---------- Exercise material ----------

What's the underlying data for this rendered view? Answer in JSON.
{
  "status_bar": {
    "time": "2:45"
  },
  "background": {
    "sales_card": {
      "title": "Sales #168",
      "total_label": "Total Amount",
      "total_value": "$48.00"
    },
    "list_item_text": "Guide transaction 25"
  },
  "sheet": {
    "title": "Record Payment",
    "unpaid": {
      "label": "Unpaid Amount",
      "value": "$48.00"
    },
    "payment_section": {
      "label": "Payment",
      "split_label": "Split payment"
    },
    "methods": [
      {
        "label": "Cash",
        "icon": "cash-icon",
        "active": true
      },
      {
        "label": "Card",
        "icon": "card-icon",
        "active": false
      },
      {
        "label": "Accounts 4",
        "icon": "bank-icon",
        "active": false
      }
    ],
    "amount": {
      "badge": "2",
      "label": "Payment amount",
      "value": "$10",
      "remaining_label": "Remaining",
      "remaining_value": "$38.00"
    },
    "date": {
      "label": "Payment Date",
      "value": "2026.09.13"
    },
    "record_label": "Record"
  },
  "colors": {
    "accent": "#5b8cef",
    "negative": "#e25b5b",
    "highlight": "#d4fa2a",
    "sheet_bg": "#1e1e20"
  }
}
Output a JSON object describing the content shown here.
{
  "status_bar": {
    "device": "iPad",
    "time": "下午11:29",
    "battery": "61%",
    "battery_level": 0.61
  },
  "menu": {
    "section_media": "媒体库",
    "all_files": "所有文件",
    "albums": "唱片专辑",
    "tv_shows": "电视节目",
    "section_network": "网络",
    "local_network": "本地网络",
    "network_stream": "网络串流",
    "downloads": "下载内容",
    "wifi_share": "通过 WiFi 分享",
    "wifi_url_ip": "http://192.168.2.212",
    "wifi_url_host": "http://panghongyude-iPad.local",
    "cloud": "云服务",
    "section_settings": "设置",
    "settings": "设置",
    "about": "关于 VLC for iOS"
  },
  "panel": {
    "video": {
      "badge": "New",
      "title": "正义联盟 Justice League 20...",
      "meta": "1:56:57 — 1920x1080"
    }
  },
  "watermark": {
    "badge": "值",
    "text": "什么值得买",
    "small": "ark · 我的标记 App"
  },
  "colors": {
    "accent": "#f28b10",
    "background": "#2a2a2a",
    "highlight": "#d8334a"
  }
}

----------

Your instructions → Show, from the listing above, each line that contains the word "iPad".

Solution to this exercise →
    "device": "iPad",
    "wifi_url_host": "http://panghongyude-iPad.local",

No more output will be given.